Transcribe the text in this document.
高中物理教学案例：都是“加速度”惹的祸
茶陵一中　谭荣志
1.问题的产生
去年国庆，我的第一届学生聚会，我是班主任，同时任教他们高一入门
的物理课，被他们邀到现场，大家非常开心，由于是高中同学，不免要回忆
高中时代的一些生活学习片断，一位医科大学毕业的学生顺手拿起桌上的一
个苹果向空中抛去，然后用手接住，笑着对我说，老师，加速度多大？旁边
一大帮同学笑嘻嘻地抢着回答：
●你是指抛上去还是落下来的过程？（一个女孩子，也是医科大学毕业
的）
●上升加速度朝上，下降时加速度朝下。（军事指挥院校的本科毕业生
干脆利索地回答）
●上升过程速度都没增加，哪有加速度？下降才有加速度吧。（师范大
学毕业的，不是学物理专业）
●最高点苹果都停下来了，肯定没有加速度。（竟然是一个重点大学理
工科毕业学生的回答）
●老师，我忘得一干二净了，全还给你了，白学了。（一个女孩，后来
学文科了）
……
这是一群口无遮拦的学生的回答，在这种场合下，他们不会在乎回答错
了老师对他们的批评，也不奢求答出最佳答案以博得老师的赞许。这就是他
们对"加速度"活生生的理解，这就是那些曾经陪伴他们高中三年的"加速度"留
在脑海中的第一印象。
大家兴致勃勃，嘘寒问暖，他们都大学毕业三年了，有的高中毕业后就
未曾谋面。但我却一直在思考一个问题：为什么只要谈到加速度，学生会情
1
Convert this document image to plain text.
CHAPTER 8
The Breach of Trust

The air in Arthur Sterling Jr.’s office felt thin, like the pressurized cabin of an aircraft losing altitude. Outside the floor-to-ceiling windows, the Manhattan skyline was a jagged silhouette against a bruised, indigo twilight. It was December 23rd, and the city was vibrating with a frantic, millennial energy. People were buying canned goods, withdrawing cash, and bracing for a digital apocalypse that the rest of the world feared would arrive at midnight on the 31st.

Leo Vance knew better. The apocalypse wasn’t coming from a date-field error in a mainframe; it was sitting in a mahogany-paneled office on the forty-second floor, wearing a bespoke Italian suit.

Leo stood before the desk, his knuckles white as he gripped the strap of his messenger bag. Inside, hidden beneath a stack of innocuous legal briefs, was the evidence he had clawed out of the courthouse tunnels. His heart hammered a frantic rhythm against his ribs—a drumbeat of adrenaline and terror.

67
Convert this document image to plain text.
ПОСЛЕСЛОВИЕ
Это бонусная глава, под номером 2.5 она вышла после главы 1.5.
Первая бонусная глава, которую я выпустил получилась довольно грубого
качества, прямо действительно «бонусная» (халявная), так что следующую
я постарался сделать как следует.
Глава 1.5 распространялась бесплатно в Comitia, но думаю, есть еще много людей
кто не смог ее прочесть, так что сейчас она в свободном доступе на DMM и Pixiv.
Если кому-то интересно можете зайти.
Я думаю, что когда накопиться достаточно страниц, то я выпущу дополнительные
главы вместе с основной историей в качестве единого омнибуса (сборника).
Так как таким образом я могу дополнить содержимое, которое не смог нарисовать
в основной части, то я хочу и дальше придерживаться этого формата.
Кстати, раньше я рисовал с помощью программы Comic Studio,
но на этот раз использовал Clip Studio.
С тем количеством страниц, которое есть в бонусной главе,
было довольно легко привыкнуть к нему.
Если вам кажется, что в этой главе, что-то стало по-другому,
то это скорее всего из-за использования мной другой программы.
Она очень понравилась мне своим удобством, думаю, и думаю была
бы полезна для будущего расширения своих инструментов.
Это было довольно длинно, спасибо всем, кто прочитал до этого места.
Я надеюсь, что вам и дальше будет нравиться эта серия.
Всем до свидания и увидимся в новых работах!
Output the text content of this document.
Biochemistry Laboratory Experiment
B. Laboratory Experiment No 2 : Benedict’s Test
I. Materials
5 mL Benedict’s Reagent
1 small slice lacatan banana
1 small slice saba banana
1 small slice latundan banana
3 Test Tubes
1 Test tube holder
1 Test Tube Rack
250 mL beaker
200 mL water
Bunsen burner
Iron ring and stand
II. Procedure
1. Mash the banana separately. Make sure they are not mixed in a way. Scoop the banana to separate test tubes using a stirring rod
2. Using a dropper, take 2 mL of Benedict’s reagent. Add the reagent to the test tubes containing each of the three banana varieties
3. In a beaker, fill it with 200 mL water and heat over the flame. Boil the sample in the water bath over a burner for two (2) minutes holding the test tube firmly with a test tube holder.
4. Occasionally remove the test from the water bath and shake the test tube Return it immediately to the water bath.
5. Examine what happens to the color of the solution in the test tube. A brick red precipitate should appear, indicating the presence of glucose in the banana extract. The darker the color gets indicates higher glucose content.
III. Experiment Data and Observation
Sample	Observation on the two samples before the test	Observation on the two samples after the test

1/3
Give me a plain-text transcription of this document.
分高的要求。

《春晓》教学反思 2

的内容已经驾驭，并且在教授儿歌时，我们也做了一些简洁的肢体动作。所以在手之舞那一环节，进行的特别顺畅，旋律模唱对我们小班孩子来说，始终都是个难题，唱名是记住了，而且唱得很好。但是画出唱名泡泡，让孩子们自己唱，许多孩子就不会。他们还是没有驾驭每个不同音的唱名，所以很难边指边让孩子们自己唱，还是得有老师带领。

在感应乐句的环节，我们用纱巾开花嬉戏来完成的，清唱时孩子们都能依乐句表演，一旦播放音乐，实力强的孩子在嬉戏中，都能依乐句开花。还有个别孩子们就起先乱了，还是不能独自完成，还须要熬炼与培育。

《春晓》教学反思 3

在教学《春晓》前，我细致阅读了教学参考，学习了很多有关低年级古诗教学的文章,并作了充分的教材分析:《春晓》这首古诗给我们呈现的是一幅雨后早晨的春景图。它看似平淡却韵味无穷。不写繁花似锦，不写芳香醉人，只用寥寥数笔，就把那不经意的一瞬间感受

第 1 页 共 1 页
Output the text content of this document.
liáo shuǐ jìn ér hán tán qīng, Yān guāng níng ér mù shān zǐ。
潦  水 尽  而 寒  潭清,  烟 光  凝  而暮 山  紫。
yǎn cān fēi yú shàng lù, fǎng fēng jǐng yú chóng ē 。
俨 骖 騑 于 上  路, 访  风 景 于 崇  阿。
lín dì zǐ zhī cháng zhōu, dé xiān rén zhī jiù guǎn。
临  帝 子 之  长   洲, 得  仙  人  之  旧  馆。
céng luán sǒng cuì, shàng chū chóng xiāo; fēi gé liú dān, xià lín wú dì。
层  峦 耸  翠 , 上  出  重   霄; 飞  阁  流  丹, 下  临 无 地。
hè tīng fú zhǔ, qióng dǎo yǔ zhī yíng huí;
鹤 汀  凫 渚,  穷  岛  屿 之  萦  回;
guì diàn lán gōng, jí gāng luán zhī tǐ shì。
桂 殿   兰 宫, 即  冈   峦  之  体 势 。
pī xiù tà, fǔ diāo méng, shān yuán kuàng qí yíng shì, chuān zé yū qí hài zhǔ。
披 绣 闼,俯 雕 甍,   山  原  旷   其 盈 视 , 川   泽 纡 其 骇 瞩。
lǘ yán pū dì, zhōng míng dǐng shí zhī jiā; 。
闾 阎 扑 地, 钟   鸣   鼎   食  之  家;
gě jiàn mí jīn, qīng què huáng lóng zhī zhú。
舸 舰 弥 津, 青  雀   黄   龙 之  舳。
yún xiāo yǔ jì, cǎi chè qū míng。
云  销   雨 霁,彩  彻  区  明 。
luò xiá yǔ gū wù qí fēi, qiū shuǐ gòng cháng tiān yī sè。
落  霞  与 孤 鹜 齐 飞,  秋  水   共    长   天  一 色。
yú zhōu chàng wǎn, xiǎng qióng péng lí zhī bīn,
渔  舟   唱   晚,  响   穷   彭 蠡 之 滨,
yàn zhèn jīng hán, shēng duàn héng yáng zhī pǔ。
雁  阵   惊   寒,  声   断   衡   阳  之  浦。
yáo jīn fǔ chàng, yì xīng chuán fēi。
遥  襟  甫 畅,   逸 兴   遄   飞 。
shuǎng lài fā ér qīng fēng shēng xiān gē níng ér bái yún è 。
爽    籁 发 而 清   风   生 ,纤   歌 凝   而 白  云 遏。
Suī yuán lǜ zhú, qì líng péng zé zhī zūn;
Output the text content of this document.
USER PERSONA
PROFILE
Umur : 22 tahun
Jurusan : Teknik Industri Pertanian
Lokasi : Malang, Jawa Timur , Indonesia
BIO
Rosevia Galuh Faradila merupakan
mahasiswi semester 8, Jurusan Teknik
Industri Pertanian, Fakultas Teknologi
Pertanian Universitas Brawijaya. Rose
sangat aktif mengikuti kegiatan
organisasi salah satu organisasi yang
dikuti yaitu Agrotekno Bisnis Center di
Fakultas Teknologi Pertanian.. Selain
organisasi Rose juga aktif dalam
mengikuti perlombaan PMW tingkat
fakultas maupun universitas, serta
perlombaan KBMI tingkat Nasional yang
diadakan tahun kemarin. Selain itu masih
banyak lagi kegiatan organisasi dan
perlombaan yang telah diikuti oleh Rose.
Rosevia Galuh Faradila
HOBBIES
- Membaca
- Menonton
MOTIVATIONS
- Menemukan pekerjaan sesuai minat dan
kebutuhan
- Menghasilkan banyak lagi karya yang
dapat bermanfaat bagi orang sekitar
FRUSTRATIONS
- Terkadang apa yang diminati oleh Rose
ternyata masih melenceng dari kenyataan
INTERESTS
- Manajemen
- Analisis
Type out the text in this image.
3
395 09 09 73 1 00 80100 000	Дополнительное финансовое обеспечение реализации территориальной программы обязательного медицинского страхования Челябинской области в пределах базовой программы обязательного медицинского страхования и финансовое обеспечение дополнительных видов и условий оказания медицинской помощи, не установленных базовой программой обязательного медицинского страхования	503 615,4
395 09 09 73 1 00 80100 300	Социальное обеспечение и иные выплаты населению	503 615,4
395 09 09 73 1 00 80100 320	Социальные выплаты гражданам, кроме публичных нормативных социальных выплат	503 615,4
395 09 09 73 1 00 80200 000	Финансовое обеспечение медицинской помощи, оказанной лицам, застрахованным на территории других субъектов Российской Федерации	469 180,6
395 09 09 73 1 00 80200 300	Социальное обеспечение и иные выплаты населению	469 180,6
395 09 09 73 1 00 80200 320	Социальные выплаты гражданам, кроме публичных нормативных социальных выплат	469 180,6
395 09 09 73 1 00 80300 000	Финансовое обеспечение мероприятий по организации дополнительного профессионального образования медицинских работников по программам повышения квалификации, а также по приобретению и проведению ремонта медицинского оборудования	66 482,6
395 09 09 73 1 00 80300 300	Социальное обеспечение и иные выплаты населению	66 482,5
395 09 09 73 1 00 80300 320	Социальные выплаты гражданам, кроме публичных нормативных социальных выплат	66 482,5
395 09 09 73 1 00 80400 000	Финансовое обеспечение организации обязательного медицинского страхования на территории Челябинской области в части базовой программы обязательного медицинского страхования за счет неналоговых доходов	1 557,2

Instructions for the task.
In the listing above, how many lines hold the word "shān"? Give the number and nothing more.

The output.
2